# [EXERCISE AIM]
Note how many lines in the entries contain the string "xlabel", then give that number and nothing else.

# [DATA SHOWN]
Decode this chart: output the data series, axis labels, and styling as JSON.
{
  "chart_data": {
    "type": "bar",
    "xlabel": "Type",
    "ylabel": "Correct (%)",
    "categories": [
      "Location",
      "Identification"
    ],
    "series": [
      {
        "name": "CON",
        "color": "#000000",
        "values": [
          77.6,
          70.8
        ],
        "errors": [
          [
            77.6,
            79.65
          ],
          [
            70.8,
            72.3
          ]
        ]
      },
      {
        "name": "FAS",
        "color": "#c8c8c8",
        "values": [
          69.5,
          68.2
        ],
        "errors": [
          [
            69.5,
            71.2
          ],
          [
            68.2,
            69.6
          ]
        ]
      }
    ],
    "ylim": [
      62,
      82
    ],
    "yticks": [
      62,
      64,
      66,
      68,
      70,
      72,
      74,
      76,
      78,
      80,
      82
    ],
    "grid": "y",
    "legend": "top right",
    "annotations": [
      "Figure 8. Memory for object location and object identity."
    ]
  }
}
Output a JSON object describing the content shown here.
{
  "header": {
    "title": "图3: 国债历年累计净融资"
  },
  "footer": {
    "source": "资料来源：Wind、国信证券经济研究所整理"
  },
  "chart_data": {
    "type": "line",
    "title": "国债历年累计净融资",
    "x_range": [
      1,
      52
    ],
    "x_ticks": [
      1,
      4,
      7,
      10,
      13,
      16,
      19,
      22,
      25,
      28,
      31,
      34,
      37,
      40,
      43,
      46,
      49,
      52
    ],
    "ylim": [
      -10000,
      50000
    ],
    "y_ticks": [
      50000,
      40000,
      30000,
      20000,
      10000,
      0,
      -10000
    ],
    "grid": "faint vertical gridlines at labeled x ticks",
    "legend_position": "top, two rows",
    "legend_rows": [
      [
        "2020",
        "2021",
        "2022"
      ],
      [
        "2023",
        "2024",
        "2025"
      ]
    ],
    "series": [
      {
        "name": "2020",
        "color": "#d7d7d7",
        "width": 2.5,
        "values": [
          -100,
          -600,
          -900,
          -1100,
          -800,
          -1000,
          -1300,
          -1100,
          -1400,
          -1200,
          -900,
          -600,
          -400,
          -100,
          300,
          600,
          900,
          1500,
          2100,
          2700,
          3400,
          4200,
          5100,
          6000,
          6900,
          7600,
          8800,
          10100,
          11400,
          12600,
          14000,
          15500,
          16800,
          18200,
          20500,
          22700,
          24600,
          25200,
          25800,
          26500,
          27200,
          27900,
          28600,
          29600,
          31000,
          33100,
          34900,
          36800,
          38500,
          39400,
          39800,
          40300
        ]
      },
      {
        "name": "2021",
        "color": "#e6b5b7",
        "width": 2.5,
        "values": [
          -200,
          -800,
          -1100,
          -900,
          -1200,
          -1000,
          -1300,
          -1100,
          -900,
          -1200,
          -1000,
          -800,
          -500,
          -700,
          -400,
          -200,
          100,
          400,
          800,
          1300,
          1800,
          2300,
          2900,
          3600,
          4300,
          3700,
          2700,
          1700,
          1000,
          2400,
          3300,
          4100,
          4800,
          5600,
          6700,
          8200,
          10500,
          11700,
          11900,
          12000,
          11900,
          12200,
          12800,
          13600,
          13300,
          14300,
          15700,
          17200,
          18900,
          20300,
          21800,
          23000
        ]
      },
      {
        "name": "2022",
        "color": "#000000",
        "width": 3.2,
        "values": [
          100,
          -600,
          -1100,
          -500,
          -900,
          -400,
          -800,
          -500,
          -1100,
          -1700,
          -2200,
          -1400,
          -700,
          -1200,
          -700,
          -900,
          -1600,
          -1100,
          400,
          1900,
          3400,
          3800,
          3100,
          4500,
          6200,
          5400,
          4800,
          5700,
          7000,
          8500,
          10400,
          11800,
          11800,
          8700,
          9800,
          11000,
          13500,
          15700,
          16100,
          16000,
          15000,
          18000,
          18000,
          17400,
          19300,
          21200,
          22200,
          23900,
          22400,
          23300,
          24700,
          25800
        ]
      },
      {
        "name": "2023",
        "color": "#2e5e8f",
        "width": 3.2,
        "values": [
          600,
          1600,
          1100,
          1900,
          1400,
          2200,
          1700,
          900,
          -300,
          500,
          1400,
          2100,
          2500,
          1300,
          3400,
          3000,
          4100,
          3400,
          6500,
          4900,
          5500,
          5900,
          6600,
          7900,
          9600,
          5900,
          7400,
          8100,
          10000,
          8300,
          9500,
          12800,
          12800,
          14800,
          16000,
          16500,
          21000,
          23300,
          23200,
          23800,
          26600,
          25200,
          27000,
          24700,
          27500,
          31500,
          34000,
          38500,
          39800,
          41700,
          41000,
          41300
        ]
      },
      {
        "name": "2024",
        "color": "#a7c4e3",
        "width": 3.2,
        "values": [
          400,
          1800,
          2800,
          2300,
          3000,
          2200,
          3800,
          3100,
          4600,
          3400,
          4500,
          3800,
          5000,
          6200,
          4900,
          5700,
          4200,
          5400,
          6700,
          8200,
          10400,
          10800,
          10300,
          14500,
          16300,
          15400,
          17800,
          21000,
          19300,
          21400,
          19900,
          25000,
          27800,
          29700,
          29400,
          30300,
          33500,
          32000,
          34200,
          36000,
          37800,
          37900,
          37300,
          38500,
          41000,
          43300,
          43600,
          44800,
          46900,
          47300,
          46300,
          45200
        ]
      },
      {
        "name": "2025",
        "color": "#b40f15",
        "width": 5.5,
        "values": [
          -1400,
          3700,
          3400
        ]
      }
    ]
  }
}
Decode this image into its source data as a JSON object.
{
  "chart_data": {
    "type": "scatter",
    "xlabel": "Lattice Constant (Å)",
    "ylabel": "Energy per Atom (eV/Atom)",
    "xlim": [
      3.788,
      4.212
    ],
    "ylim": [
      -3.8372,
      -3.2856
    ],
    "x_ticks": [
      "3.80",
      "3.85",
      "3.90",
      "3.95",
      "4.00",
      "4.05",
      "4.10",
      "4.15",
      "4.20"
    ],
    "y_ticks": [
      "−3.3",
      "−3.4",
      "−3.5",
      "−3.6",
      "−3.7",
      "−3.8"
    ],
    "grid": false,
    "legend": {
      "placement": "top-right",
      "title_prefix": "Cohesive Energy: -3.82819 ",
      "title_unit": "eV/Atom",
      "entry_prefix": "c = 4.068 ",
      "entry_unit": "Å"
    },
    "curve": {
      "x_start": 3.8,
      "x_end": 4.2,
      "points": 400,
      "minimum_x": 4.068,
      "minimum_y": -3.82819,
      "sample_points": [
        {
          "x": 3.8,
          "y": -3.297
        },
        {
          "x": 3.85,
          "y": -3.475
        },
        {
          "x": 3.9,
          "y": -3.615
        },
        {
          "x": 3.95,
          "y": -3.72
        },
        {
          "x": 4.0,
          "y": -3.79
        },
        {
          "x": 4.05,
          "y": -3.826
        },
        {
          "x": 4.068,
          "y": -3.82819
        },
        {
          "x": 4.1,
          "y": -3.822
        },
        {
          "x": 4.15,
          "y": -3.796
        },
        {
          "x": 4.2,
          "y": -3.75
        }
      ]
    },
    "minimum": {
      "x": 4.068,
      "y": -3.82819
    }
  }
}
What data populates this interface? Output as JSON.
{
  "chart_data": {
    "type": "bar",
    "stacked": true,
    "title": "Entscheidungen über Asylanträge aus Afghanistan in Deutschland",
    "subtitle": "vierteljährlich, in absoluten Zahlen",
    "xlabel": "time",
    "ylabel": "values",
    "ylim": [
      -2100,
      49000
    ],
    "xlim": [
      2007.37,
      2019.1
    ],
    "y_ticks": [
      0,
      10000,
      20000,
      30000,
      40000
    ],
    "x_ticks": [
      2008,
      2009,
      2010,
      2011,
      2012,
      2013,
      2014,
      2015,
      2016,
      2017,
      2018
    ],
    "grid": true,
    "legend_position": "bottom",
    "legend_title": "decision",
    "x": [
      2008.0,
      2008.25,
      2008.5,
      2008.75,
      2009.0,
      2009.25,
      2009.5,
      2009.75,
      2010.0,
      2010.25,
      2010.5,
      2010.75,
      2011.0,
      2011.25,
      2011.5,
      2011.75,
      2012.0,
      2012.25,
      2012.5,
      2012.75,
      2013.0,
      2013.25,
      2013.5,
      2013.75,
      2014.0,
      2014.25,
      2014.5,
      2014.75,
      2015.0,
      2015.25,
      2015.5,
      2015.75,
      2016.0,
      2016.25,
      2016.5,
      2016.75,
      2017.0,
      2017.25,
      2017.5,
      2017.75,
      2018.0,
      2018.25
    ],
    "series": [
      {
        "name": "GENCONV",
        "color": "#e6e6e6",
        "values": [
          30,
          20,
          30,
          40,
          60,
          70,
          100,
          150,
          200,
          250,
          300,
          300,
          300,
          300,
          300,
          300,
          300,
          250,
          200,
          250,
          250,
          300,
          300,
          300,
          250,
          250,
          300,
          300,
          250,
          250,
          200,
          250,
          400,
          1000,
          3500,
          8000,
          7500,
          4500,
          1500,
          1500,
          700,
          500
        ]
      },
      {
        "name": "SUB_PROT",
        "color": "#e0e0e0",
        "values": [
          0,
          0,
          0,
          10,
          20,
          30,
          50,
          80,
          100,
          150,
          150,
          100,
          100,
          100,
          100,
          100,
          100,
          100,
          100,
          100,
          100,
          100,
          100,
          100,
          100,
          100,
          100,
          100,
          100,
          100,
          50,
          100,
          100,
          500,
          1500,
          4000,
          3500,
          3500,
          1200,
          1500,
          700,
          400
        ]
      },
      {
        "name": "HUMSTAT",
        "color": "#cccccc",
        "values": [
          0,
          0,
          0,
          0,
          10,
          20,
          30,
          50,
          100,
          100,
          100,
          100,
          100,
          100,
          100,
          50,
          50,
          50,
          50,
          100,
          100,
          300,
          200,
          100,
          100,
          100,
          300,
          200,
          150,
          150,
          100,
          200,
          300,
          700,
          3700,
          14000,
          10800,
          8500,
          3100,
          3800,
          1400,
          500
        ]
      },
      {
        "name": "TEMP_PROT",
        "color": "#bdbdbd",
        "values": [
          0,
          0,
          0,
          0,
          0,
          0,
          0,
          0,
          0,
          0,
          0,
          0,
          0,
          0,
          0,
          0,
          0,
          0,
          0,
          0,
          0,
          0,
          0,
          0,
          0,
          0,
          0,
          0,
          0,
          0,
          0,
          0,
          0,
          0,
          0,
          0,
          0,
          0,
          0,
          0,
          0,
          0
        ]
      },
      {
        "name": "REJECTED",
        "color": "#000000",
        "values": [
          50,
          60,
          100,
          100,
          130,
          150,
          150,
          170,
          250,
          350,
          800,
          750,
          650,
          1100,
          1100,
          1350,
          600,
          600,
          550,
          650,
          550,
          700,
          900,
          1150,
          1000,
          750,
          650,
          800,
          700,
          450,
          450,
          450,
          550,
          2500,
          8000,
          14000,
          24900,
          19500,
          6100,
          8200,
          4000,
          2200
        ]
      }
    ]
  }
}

# [EXERCISE OUTPUT]
3